**EXERCISE AIM:** Lines that contain the string "можно" are to be copied; leave out all others.

-- BEGIN MATERIAL FOR THE TASK --

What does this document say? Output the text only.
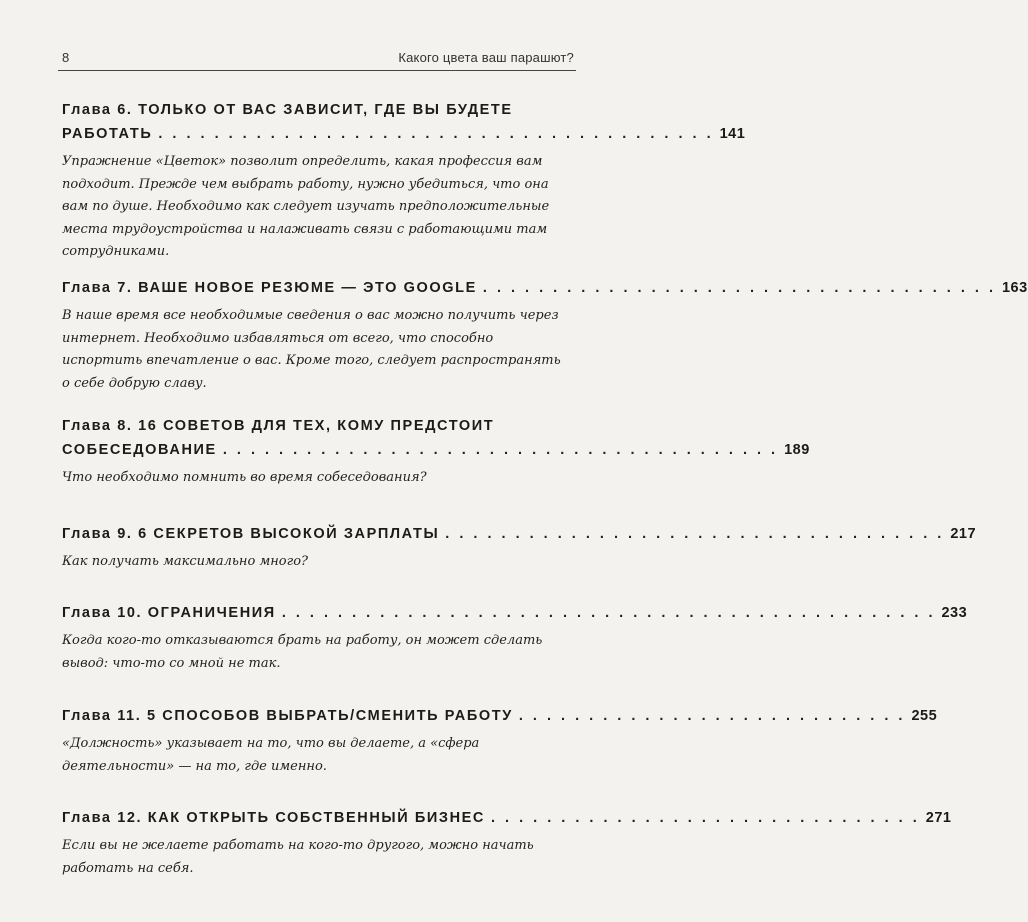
8	Какого цвета ваш парашют?
Глава 6. ТОЛЬКО ОТ ВАС ЗАВИСИТ, ГДЕ ВЫ БУДЕТЕ
РАБОТАТЬ . . . . . . . . . . . . . . . . . . . . . . . . . . . . . . . . . . . . . . . . 141
Упражнение «Цветок» позволит определить, какая профессия вам подходит. Прежде чем выбрать работу, нужно убедиться, что она вам по душе. Необходимо как следует изучать предположительные места трудоустройства и налаживать связи с работающими там сотрудниками.
Глава 7. ВАШЕ НОВОЕ РЕЗЮМЕ — ЭТО GOOGLE . . . . . . . . . . . . . . . . . . . . . . . . . . . . . . . . . . . . . 163
В наше время все необходимые сведения о вас можно получить через интернет. Необходимо избавляться от всего, что способно испортить впечатление о вас. Кроме того, следует распространять о себе добрую славу.
Глава 8. 16 СОВЕТОВ ДЛЯ ТЕХ, КОМУ ПРЕДСТОИТ
СОБЕСЕДОВАНИЕ . . . . . . . . . . . . . . . . . . . . . . . . . . . . . . . . . . . . . . . . 189
Что необходимо помнить во время собеседования?
Глава 9. 6 СЕКРЕТОВ ВЫСОКОЙ ЗАРПЛАТЫ . . . . . . . . . . . . . . . . . . . . . . . . . . . . . . . . . . . . 217
Как получать максимально много?
Глава 10. ОГРАНИЧЕНИЯ . . . . . . . . . . . . . . . . . . . . . . . . . . . . . . . . . . . . . . . . . . . . . . . 233
Когда кого-то отказываются брать на работу, он может сделать вывод: что-то со мной не так.
Глава 11. 5 СПОСОБОВ ВЫБРАТЬ/СМЕНИТЬ РАБОТУ . . . . . . . . . . . . . . . . . . . . . . . . . . . . 255
«Должность» указывает на то, что вы делаете, а «сфера деятельности» — на то, где именно.
Глава 12. КАК ОТКРЫТЬ СОБСТВЕННЫЙ БИЗНЕС . . . . . . . . . . . . . . . . . . . . . . . . . . . . . . . 271
Если вы не желаете работать на кого-то другого, можно начать работать на себя.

-- END MATERIAL FOR THE TASK --

**ANSWER:**
В наше время все необходимые сведения о вас можно получить через интернет. Необходимо избавляться от всего, что способно испортить впечатление о вас. Кроме того, следует распространять о себе добрую славу.
Если вы не желаете работать на кого-то другого, можно начать работать на себя.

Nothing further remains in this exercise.